In the material below, find every line with "dynamic" and pull it out.

:: TASK DATA ::
--- BEGIN ---

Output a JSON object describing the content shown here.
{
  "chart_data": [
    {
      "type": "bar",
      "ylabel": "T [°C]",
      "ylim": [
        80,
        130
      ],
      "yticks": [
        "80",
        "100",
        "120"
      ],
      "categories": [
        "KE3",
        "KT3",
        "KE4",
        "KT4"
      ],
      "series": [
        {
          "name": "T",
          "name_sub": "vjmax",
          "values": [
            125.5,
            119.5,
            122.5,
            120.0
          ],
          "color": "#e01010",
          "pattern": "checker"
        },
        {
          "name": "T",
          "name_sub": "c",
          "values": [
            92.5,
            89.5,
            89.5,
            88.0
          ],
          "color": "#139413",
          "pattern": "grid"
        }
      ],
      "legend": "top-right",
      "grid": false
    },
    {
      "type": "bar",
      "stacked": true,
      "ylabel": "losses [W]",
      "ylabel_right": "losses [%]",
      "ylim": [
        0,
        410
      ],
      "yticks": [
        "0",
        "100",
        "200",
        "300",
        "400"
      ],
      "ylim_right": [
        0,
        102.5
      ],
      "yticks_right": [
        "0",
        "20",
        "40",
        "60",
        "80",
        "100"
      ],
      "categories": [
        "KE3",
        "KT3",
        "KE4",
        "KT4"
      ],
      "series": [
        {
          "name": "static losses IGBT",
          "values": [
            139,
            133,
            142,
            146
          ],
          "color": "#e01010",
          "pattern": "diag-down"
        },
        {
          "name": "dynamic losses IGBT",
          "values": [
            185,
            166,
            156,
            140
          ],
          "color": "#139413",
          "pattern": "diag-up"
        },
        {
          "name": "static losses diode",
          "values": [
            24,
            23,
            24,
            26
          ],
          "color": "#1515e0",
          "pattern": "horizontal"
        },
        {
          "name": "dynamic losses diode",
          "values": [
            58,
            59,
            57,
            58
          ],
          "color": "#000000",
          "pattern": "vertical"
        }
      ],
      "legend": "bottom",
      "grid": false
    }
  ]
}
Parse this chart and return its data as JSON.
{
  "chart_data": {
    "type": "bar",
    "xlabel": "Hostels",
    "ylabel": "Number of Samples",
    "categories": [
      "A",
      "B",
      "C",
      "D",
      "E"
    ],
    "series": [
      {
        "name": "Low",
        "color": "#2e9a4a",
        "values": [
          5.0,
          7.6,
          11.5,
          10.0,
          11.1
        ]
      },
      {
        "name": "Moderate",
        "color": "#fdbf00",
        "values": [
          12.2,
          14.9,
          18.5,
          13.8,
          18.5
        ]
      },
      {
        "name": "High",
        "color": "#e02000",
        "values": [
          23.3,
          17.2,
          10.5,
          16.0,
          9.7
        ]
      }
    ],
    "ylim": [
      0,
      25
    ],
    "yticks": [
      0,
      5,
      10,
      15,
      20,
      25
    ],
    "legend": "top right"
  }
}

--- END ---

:: OUTPUT OF THE TASK ::
          "name": "dynamic losses IGBT",
          "name": "dynamic losses diode",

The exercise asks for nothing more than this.